▸ WORK TO COMPLETE
Extract all of the data and reproduce it precisely.

▸ MATERIAL SUPPLIED
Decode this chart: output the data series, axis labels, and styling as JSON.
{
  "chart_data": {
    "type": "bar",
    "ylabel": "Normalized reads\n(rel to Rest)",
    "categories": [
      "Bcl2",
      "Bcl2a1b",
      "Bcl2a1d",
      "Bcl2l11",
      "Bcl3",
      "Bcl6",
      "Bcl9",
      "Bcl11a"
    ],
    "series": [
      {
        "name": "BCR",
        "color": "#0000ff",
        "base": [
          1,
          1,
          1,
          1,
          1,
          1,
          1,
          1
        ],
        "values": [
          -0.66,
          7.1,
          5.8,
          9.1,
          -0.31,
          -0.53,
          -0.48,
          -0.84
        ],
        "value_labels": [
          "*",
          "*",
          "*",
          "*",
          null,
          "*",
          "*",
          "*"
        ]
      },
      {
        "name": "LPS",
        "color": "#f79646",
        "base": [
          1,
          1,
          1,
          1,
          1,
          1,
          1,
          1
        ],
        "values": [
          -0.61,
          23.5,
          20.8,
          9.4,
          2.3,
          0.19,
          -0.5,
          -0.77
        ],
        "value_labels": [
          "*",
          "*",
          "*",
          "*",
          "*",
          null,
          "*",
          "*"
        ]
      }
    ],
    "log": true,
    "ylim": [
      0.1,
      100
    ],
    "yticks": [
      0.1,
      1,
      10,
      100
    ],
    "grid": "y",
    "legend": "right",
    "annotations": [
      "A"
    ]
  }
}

▸ FINAL ANSWER
Decode this chart: output the data series, axis labels, and styling as JSON.
{
  "chart_data": {
    "type": "bar",
    "ylabel": "Normalized reads\n(rel to Rest)",
    "categories": [
      "Bcl2",
      "Bcl2a1b",
      "Bcl2a1d",
      "Bcl2l11",
      "Bcl3",
      "Bcl6",
      "Bcl9",
      "Bcl11a"
    ],
    "series": [
      {
        "name": "BCR",
        "color": "#0000ff",
        "base": [
          1,
          1,
          1,
          1,
          1,
          1,
          1,
          1
        ],
        "values": [
          -0.66,
          7.1,
          5.8,
          9.1,
          -0.31,
          -0.53,
          -0.48,
          -0.84
        ],
        "value_labels": [
          "*",
          "*",
          "*",
          "*",
          null,
          "*",
          "*",
          "*"
        ]
      },
      {
        "name": "LPS",
        "color": "#f79646",
        "base": [
          1,
          1,
          1,
          1,
          1,
          1,
          1,
          1
        ],
        "values": [
          -0.61,
          23.5,
          20.8,
          9.4,
          2.3,
          0.19,
          -0.5,
          -0.77
        ],
        "value_labels": [
          "*",
          "*",
          "*",
          "*",
          "*",
          null,
          "*",
          "*"
        ]
      }
    ],
    "log": true,
    "ylim": [
      0.1,
      100
    ],
    "yticks": [
      0.1,
      1,
      10,
      100
    ],
    "grid": "y",
    "legend": "right",
    "annotations": [
      "A"
    ]
  }
}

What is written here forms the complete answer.